"""

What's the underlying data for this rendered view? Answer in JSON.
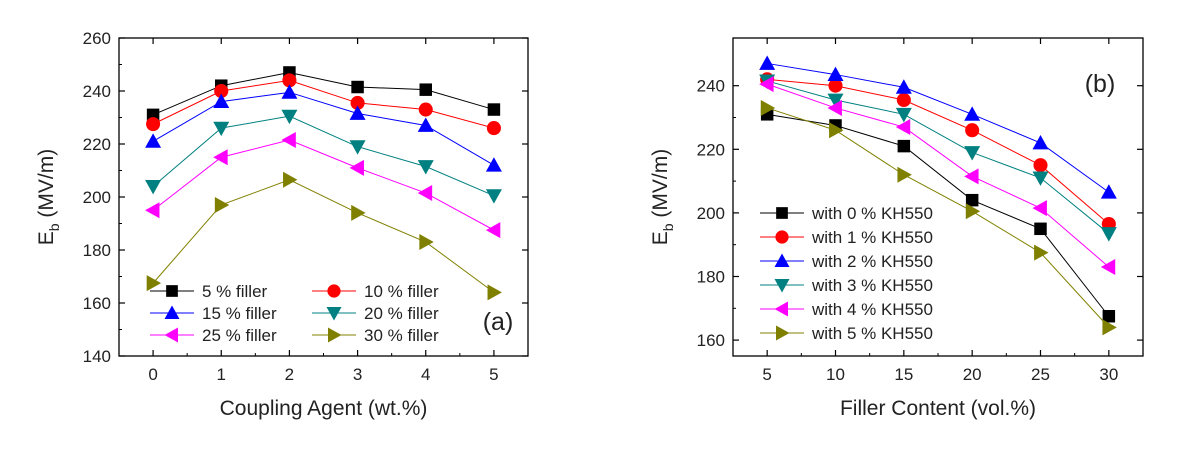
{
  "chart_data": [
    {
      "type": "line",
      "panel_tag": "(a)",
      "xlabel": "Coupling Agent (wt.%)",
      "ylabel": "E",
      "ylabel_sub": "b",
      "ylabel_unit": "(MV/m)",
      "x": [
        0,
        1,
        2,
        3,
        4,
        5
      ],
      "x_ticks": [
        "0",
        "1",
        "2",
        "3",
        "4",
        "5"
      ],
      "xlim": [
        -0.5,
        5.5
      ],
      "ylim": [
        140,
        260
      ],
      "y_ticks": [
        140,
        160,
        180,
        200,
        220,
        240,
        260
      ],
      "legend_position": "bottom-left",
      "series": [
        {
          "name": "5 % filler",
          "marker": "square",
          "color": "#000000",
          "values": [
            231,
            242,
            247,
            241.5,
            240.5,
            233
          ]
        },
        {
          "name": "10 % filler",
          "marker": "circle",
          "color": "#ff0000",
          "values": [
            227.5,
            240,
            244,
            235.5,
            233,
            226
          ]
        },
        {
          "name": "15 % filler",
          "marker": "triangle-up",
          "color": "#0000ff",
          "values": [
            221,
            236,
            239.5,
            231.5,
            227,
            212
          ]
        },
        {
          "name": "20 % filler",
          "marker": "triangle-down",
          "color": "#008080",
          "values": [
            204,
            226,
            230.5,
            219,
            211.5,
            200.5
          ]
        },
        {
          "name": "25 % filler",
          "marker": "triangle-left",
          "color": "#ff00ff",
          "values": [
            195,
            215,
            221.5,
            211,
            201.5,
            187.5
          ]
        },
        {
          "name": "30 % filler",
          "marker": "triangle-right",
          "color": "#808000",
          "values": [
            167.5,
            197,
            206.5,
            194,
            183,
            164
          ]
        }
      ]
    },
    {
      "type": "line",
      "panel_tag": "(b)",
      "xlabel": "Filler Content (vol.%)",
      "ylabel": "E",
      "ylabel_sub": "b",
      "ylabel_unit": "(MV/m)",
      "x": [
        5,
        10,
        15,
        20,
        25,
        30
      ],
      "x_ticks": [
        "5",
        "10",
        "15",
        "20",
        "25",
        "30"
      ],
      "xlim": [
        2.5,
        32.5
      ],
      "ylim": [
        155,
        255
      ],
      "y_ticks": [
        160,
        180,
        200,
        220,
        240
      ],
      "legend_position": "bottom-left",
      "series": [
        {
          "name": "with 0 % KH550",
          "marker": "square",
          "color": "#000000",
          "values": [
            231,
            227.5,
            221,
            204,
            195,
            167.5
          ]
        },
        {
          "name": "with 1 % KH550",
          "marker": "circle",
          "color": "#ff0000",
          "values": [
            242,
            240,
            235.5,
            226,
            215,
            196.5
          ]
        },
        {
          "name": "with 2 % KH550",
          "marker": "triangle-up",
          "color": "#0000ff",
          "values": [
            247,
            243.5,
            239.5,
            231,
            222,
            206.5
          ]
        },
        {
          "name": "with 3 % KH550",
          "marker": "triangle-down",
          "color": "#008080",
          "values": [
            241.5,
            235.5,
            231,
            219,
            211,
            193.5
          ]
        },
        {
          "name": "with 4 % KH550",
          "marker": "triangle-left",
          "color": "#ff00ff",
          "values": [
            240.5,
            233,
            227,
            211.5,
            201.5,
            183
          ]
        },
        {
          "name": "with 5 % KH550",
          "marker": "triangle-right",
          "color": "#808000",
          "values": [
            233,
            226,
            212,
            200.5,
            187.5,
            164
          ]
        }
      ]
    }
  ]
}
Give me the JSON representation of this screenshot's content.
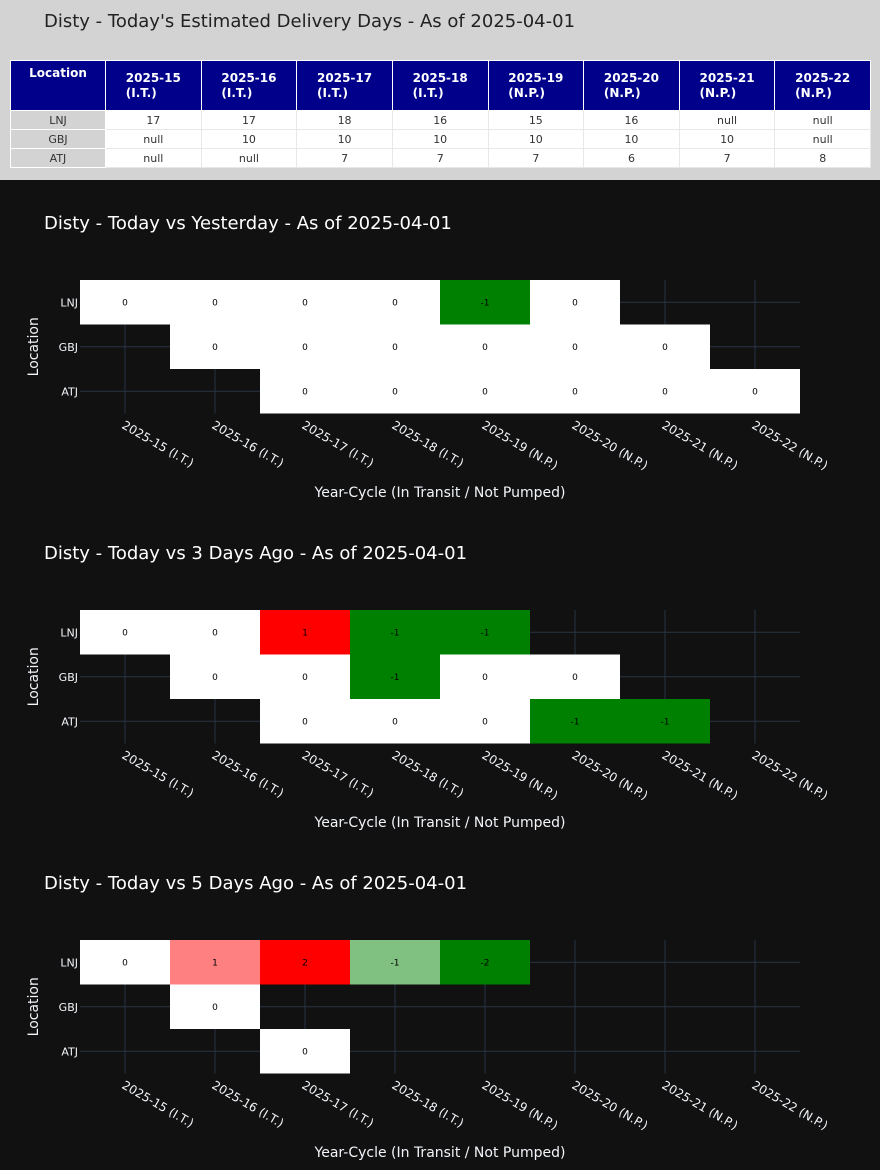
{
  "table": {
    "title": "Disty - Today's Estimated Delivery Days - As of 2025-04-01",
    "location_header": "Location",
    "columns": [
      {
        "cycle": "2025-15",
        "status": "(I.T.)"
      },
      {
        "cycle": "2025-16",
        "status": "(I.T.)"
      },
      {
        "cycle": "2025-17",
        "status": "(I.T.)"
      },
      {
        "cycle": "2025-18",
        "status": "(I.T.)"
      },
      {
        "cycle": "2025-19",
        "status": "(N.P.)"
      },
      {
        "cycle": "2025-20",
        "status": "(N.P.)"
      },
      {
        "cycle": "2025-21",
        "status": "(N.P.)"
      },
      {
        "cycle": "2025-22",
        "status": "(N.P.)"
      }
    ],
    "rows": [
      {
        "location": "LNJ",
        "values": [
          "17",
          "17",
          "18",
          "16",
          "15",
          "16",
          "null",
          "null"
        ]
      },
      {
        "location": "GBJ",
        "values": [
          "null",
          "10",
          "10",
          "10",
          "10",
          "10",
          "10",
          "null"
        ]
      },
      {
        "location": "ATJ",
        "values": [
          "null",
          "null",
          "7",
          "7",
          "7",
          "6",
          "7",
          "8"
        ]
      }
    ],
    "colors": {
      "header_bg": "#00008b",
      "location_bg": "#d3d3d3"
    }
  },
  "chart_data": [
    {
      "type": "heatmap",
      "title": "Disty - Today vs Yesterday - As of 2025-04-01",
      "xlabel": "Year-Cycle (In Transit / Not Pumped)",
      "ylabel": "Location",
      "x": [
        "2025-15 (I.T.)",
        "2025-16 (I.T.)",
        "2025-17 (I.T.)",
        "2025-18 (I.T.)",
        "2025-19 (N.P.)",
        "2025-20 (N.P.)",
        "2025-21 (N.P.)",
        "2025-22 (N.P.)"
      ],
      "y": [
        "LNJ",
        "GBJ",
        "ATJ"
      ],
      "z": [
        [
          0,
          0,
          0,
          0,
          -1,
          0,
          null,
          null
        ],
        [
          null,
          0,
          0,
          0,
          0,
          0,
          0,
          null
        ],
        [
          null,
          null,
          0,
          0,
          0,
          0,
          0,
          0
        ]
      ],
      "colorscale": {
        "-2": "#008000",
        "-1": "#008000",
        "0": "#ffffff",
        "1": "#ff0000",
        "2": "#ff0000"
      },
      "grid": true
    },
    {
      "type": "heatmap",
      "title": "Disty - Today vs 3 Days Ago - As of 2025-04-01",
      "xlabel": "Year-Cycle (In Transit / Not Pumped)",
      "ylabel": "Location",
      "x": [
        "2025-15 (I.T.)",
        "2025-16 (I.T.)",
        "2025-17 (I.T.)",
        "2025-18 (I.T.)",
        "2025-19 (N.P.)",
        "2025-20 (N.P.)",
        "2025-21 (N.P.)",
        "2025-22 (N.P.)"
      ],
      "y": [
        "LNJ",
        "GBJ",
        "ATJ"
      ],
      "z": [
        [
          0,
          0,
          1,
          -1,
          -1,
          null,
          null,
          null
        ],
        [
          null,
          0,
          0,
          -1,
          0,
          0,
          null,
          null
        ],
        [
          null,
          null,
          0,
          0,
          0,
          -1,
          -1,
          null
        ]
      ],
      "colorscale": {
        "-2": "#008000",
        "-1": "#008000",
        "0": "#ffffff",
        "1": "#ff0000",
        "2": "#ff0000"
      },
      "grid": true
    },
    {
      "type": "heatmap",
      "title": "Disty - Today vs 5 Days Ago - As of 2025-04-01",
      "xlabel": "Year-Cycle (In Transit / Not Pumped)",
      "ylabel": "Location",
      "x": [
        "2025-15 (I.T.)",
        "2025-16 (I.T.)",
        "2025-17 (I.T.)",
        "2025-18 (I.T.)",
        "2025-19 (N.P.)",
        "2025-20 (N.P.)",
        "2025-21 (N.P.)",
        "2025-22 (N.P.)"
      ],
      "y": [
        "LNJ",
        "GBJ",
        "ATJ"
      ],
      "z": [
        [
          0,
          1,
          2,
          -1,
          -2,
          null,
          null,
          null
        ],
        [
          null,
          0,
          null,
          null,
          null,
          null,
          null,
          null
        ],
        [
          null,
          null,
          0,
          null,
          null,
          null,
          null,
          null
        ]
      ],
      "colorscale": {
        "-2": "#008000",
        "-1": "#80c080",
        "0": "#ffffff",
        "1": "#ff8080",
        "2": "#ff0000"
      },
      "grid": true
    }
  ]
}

"""

What you will do
Among the lines of the data, identify those with the word "name". Copy each of them.

Result for this exercise
          "name": "5 % filler",
          "name": "10 % filler",
          "name": "15 % filler",
          "name": "20 % filler",
          "name": "25 % filler",
          "name": "30 % filler",
          "name": "with 0 % KH550",
          "name": "with 1 % KH550",
          "name": "with 2 % KH550",
          "name": "with 3 % KH550",
          "name": "with 4 % KH550",
          "name": "with 5 % KH550",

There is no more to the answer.